Work instructions
Reproduce the listing below in its entirety. Change nothing.

Data provided

+ + + +

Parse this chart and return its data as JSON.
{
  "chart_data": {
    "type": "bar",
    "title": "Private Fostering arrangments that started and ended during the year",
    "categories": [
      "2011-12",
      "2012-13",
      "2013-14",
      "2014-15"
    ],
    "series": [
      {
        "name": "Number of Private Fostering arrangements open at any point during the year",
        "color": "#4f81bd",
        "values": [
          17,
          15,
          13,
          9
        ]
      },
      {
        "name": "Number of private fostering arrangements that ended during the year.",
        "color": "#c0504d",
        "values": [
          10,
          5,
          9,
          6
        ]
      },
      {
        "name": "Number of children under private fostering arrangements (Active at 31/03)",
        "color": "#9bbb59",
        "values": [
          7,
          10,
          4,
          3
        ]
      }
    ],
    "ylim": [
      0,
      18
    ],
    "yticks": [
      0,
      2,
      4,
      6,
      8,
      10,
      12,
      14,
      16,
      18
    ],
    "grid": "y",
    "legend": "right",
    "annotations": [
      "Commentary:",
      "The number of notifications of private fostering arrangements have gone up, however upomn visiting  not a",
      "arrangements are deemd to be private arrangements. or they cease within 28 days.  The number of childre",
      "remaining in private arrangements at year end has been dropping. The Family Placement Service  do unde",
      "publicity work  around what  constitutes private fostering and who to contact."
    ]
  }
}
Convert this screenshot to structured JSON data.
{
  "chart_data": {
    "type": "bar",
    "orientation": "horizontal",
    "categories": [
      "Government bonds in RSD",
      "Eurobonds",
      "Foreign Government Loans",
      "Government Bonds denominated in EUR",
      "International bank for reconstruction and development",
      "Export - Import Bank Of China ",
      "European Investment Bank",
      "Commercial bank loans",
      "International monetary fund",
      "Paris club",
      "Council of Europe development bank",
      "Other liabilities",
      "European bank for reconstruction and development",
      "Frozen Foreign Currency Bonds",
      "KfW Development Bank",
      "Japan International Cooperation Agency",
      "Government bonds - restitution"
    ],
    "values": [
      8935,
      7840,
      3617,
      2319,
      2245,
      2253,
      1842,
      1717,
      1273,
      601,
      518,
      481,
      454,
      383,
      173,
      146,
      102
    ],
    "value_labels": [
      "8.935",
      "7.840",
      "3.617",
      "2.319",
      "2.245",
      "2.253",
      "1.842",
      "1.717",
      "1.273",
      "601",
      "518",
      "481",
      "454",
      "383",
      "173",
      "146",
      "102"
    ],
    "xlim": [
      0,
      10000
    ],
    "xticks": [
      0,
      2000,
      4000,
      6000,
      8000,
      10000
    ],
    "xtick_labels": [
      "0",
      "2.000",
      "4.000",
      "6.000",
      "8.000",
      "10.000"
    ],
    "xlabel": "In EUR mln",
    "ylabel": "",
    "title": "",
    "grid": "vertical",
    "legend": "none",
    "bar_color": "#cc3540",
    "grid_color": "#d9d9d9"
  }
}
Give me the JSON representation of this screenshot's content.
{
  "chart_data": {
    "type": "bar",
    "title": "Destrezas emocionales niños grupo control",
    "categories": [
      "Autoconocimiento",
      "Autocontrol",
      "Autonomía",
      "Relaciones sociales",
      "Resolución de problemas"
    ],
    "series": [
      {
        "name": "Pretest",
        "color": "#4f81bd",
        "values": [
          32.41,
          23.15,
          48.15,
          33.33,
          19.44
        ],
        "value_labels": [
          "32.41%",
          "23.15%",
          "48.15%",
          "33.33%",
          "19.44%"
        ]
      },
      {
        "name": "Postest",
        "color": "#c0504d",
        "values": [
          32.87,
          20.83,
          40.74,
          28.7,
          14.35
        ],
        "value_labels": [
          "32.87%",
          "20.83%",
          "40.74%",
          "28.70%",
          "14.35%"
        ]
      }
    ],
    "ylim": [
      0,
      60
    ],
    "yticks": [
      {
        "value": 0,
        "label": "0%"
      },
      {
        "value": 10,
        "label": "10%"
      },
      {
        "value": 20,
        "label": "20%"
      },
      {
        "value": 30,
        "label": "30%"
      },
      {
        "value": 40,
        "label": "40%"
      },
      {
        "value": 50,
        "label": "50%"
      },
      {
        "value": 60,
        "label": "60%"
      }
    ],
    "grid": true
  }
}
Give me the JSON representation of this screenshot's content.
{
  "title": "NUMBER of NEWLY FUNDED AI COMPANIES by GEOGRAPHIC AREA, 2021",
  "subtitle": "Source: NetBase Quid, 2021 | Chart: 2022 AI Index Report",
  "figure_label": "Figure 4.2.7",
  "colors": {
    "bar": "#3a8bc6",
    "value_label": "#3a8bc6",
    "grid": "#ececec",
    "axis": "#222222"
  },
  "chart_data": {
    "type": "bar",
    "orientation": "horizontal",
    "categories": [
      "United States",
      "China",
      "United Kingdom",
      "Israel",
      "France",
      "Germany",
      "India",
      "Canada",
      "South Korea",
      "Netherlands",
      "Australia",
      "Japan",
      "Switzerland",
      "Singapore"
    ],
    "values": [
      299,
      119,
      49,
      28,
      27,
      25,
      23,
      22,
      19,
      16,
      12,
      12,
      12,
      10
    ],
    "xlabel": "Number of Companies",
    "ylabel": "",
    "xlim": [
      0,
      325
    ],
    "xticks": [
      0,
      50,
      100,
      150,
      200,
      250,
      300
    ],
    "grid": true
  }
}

+ + + +

Full response
Parse this chart and return its data as JSON.
{
  "chart_data": {
    "type": "bar",
    "title": "Private Fostering arrangments that started and ended during the year",
    "categories": [
      "2011-12",
      "2012-13",
      "2013-14",
      "2014-15"
    ],
    "series": [
      {
        "name": "Number of Private Fostering arrangements open at any point during the year",
        "color": "#4f81bd",
        "values": [
          17,
          15,
          13,
          9
        ]
      },
      {
        "name": "Number of private fostering arrangements that ended during the year.",
        "color": "#c0504d",
        "values": [
          10,
          5,
          9,
          6
        ]
      },
      {
        "name": "Number of children under private fostering arrangements (Active at 31/03)",
        "color": "#9bbb59",
        "values": [
          7,
          10,
          4,
          3
        ]
      }
    ],
    "ylim": [
      0,
      18
    ],
    "yticks": [
      0,
      2,
      4,
      6,
      8,
      10,
      12,
      14,
      16,
      18
    ],
    "grid": "y",
    "legend": "right",
    "annotations": [
      "Commentary:",
      "The number of notifications of private fostering arrangements have gone up, however upomn visiting  not a",
      "arrangements are deemd to be private arrangements. or they cease within 28 days.  The number of childre",
      "remaining in private arrangements at year end has been dropping. The Family Placement Service  do unde",
      "publicity work  around what  constitutes private fostering and who to contact."
    ]
  }
}
Convert this screenshot to structured JSON data.
{
  "chart_data": {
    "type": "bar",
    "orientation": "horizontal",
    "categories": [
      "Government bonds in RSD",
      "Eurobonds",
      "Foreign Government Loans",
      "Government Bonds denominated in EUR",
      "International bank for reconstruction and development",
      "Export - Import Bank Of China ",
      "European Investment Bank",
      "Commercial bank loans",
      "International monetary fund",
      "Paris club",
      "Council of Europe development bank",
      "Other liabilities",
      "European bank for reconstruction and development",
      "Frozen Foreign Currency Bonds",
      "KfW Development Bank",
      "Japan International Cooperation Agency",
      "Government bonds - restitution"
    ],
    "values": [
      8935,
      7840,
      3617,
      2319,
      2245,
      2253,
      1842,
      1717,
      1273,
      601,
      518,
      481,
      454,
      383,
      173,
      146,
      102
    ],
    "value_labels": [
      "8.935",
      "7.840",
      "3.617",
      "2.319",
      "2.245",
      "2.253",
      "1.842",
      "1.717",
      "1.273",
      "601",
      "518",
      "481",
      "454",
      "383",
      "173",
      "146",
      "102"
    ],
    "xlim": [
      0,
      10000
    ],
    "xticks": [
      0,
      2000,
      4000,
      6000,
      8000,
      10000
    ],
    "xtick_labels": [
      "0",
      "2.000",
      "4.000",
      "6.000",
      "8.000",
      "10.000"
    ],
    "xlabel": "In EUR mln",
    "ylabel": "",
    "title": "",
    "grid": "vertical",
    "legend": "none",
    "bar_color": "#cc3540",
    "grid_color": "#d9d9d9"
  }
}
Give me the JSON representation of this screenshot's content.
{
  "chart_data": {
    "type": "bar",
    "title": "Destrezas emocionales niños grupo control",
    "categories": [
      "Autoconocimiento",
      "Autocontrol",
      "Autonomía",
      "Relaciones sociales",
      "Resolución de problemas"
    ],
    "series": [
      {
        "name": "Pretest",
        "color": "#4f81bd",
        "values": [
          32.41,
          23.15,
          48.15,
          33.33,
          19.44
        ],
        "value_labels": [
          "32.41%",
          "23.15%",
          "48.15%",
          "33.33%",
          "19.44%"
        ]
      },
      {
        "name": "Postest",
        "color": "#c0504d",
        "values": [
          32.87,
          20.83,
          40.74,
          28.7,
          14.35
        ],
        "value_labels": [
          "32.87%",
          "20.83%",
          "40.74%",
          "28.70%",
          "14.35%"
        ]
      }
    ],
    "ylim": [
      0,
      60
    ],
    "yticks": [
      {
        "value": 0,
        "label": "0%"
      },
      {
        "value": 10,
        "label": "10%"
      },
      {
        "value": 20,
        "label": "20%"
      },
      {
        "value": 30,
        "label": "30%"
      },
      {
        "value": 40,
        "label": "40%"
      },
      {
        "value": 50,
        "label": "50%"
      },
      {
        "value": 60,
        "label": "60%"
      }
    ],
    "grid": true
  }
}
Give me the JSON representation of this screenshot's content.
{
  "title": "NUMBER of NEWLY FUNDED AI COMPANIES by GEOGRAPHIC AREA, 2021",
  "subtitle": "Source: NetBase Quid, 2021 | Chart: 2022 AI Index Report",
  "figure_label": "Figure 4.2.7",
  "colors": {
    "bar": "#3a8bc6",
    "value_label": "#3a8bc6",
    "grid": "#ececec",
    "axis": "#222222"
  },
  "chart_data": {
    "type": "bar",
    "orientation": "horizontal",
    "categories": [
      "United States",
      "China",
      "United Kingdom",
      "Israel",
      "France",
      "Germany",
      "India",
      "Canada",
      "South Korea",
      "Netherlands",
      "Australia",
      "Japan",
      "Switzerland",
      "Singapore"
    ],
    "values": [
      299,
      119,
      49,
      28,
      27,
      25,
      23,
      22,
      19,
      16,
      12,
      12,
      12,
      10
    ],
    "xlabel": "Number of Companies",
    "ylabel": "",
    "xlim": [
      0,
      325
    ],
    "xticks": [
      0,
      50,
      100,
      150,
      200,
      250,
      300
    ],
    "grid": true
  }
}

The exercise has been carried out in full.